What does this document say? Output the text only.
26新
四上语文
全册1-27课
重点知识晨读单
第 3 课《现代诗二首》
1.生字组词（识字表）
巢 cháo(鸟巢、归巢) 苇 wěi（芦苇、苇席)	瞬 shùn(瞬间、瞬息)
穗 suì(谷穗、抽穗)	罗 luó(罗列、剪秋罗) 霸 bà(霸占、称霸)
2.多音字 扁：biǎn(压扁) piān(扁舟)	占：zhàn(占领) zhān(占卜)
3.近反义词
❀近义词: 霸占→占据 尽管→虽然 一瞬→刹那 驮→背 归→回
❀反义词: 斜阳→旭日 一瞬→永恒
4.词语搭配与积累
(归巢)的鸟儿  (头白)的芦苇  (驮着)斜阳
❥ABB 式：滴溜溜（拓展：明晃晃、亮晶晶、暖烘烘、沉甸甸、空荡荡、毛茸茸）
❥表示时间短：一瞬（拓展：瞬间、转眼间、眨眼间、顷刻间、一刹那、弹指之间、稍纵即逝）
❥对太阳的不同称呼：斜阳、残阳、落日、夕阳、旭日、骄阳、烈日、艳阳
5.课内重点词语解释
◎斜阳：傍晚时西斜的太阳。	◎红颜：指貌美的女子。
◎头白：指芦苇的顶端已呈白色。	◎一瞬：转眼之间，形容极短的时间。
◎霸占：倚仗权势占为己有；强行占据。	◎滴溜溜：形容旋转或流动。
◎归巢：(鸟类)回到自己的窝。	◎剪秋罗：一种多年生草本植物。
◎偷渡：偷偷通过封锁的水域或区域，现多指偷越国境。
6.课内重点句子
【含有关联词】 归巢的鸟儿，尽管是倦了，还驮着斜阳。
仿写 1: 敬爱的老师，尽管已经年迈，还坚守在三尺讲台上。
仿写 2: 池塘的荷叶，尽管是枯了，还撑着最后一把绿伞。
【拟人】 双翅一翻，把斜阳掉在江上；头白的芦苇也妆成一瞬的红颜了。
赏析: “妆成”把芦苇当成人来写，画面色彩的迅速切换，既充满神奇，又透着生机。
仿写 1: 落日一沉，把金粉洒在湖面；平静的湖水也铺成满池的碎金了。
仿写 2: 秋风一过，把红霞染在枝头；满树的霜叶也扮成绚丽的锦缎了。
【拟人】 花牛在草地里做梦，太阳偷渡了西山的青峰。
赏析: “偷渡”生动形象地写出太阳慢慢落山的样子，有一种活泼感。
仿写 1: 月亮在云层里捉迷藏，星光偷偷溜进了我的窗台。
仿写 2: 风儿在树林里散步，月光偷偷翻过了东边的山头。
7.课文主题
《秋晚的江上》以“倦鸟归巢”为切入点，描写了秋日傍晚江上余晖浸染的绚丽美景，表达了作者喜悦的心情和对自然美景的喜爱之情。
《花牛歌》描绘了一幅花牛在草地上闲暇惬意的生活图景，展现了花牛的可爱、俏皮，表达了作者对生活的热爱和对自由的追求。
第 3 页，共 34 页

--

- PROBLEM TO WORK ON: Write out the entries above once more, without altering anything.

- COMPLETE OUTPUT:
What does this document say? Output the text only.
26新
四上语文
全册1-27课
重点知识晨读单
第 3 课《现代诗二首》
1.生字组词（识字表）
巢 cháo(鸟巢、归巢) 苇 wěi（芦苇、苇席)	瞬 shùn(瞬间、瞬息)
穗 suì(谷穗、抽穗)	罗 luó(罗列、剪秋罗) 霸 bà(霸占、称霸)
2.多音字 扁：biǎn(压扁) piān(扁舟)	占：zhàn(占领) zhān(占卜)
3.近反义词
❀近义词: 霸占→占据 尽管→虽然 一瞬→刹那 驮→背 归→回
❀反义词: 斜阳→旭日 一瞬→永恒
4.词语搭配与积累
(归巢)的鸟儿  (头白)的芦苇  (驮着)斜阳
❥ABB 式：滴溜溜（拓展：明晃晃、亮晶晶、暖烘烘、沉甸甸、空荡荡、毛茸茸）
❥表示时间短：一瞬（拓展：瞬间、转眼间、眨眼间、顷刻间、一刹那、弹指之间、稍纵即逝）
❥对太阳的不同称呼：斜阳、残阳、落日、夕阳、旭日、骄阳、烈日、艳阳
5.课内重点词语解释
◎斜阳：傍晚时西斜的太阳。	◎红颜：指貌美的女子。
◎头白：指芦苇的顶端已呈白色。	◎一瞬：转眼之间，形容极短的时间。
◎霸占：倚仗权势占为己有；强行占据。	◎滴溜溜：形容旋转或流动。
◎归巢：(鸟类)回到自己的窝。	◎剪秋罗：一种多年生草本植物。
◎偷渡：偷偷通过封锁的水域或区域，现多指偷越国境。
6.课内重点句子
【含有关联词】 归巢的鸟儿，尽管是倦了，还驮着斜阳。
仿写 1: 敬爱的老师，尽管已经年迈，还坚守在三尺讲台上。
仿写 2: 池塘的荷叶，尽管是枯了，还撑着最后一把绿伞。
【拟人】 双翅一翻，把斜阳掉在江上；头白的芦苇也妆成一瞬的红颜了。
赏析: “妆成”把芦苇当成人来写，画面色彩的迅速切换，既充满神奇，又透着生机。
仿写 1: 落日一沉，把金粉洒在湖面；平静的湖水也铺成满池的碎金了。
仿写 2: 秋风一过，把红霞染在枝头；满树的霜叶也扮成绚丽的锦缎了。
【拟人】 花牛在草地里做梦，太阳偷渡了西山的青峰。
赏析: “偷渡”生动形象地写出太阳慢慢落山的样子，有一种活泼感。
仿写 1: 月亮在云层里捉迷藏，星光偷偷溜进了我的窗台。
仿写 2: 风儿在树林里散步，月光偷偷翻过了东边的山头。
7.课文主题
《秋晚的江上》以“倦鸟归巢”为切入点，描写了秋日傍晚江上余晖浸染的绚丽美景，表达了作者喜悦的心情和对自然美景的喜爱之情。
《花牛歌》描绘了一幅花牛在草地上闲暇惬意的生活图景，展现了花牛的可爱、俏皮，表达了作者对生活的热爱和对自由的追求。
第 3 页，共 34 页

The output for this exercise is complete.